>> START Text extract

Editor’s Note:

 

In Empire Glass and Aluminium Pty Limited v Lipman Pty Ltd [2017] NSWSC 253, the NSW Supreme Court (Ball J) was considering a dispute resolution provision in a construction contract where an expert determination had been completed, then one of the parties to the construction contract sought to have that expert determination reviewed by the court. In this 2017 case, the court referred to an earlier NSW Court of Appeal decision, involving one of the parties, namely Lipman Pty Limited v Emergency Services Superannuation Board [2011] NSWSCA 163 .

 

In the 2001 Court of Appeal decision, Allsop J had reasoned as follows:

 

The applicant submitted that his Honour erred by failing to recognise and give proper weight to the words of cl 42.10 and in particular the phrase commencing with the word “unless” which operated, it was said, to make the expert determination never final and binding should a notice of appeal be filed.

>> END Text extract

What to do:
1. Output the editor's note word for word, from "The applicant submitted" up to and including "appeal be filed.".
2. Answer these questions using the editor's note:
(a) Which judge decided the 2017 NSW Supreme Court case?
(b) Which clause did the applicant say his Honour failed to give proper weight to?
(c) With what word does the phrase the applicant singled out in that clause begin?
The listing that follows has no connection to the editor's note.

>> START Material supplied

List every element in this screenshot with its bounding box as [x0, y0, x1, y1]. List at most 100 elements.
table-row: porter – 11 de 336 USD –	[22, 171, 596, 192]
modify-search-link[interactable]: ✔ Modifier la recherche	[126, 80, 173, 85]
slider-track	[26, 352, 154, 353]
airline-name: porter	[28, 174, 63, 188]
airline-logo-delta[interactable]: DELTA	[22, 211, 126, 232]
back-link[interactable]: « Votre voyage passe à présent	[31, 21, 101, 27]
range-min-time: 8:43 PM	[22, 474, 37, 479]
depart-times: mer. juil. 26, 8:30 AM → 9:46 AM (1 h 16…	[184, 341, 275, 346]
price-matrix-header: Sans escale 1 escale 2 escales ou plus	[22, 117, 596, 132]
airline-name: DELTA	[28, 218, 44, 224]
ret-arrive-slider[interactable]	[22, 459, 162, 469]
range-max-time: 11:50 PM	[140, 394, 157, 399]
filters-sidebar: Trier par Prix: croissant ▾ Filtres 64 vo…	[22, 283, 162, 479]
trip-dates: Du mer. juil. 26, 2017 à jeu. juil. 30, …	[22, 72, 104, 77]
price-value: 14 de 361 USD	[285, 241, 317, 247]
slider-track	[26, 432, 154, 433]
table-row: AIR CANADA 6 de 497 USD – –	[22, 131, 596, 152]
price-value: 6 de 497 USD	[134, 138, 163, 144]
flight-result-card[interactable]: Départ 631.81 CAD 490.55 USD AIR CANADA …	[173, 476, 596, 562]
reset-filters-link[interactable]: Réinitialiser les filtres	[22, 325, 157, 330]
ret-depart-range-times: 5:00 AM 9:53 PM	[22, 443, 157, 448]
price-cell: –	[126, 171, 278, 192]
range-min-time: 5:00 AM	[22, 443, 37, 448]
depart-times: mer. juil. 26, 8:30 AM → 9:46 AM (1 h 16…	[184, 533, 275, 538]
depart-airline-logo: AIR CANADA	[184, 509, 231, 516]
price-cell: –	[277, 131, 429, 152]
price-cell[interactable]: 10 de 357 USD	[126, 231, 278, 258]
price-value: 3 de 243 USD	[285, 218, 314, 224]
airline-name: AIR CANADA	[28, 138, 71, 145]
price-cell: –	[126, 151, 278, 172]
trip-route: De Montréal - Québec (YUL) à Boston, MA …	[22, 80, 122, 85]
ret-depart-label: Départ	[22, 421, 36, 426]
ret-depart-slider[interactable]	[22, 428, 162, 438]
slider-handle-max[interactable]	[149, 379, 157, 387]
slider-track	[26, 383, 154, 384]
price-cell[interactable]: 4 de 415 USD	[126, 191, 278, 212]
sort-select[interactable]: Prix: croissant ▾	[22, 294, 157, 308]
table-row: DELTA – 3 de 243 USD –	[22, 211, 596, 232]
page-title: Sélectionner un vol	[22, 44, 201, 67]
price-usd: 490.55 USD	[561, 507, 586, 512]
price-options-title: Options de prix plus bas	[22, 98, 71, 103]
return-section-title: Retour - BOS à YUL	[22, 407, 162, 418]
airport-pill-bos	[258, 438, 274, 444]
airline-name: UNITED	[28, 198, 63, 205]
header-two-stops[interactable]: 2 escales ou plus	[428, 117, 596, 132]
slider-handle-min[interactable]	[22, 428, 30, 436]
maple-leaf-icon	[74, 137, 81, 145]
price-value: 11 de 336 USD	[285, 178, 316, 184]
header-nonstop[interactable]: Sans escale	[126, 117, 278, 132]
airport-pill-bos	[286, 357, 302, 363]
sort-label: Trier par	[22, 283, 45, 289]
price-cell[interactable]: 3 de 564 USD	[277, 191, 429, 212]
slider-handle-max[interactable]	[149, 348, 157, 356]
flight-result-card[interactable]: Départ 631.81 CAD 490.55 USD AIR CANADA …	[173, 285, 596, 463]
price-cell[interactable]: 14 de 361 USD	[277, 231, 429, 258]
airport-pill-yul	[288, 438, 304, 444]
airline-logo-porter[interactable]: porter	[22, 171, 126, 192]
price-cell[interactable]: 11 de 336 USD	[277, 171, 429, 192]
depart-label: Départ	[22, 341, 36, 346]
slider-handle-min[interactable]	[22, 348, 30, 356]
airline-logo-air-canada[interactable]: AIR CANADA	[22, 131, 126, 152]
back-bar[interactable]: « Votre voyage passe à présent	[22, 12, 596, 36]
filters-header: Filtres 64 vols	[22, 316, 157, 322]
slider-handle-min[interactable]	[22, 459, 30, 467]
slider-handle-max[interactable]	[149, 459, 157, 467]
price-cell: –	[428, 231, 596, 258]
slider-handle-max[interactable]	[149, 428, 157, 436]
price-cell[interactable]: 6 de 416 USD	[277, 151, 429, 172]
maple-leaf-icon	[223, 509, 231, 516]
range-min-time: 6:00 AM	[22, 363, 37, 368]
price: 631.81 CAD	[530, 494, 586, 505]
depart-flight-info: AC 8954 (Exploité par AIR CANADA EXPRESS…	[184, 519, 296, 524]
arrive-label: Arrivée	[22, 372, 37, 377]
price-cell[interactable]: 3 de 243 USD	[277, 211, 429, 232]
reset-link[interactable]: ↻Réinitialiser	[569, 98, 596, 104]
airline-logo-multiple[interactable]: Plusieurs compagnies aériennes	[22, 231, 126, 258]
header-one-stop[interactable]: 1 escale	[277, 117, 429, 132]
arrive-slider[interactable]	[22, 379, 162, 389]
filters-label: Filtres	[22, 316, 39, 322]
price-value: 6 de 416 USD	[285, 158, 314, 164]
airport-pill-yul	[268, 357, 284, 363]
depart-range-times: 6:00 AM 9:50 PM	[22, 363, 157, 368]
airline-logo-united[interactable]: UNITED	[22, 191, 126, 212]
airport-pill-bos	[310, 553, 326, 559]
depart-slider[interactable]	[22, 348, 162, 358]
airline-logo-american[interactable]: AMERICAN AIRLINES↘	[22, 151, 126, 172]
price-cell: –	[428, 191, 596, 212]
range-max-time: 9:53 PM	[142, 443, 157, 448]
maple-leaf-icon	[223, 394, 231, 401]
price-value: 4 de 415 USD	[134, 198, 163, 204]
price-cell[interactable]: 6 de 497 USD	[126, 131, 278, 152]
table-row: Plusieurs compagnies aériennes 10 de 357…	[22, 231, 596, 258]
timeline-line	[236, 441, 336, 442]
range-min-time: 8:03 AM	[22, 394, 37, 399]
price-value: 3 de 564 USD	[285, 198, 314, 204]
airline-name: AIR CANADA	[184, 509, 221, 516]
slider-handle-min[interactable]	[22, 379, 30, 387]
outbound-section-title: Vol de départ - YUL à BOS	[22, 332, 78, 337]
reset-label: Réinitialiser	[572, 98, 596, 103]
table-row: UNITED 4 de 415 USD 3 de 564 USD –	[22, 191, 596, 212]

>> END Material supplied

Responses per task:
1.
The applicant submitted that his Honour erred by failing to recognise and give proper weight to the words of cl 42.10 and in particular the phrase commencing with the word “unless” which operated, it was said, to make the expert determination never final and binding should a notice of appeal be filed.

2.
(a) Ball J
(b) Clause 42.10
(c) "unless"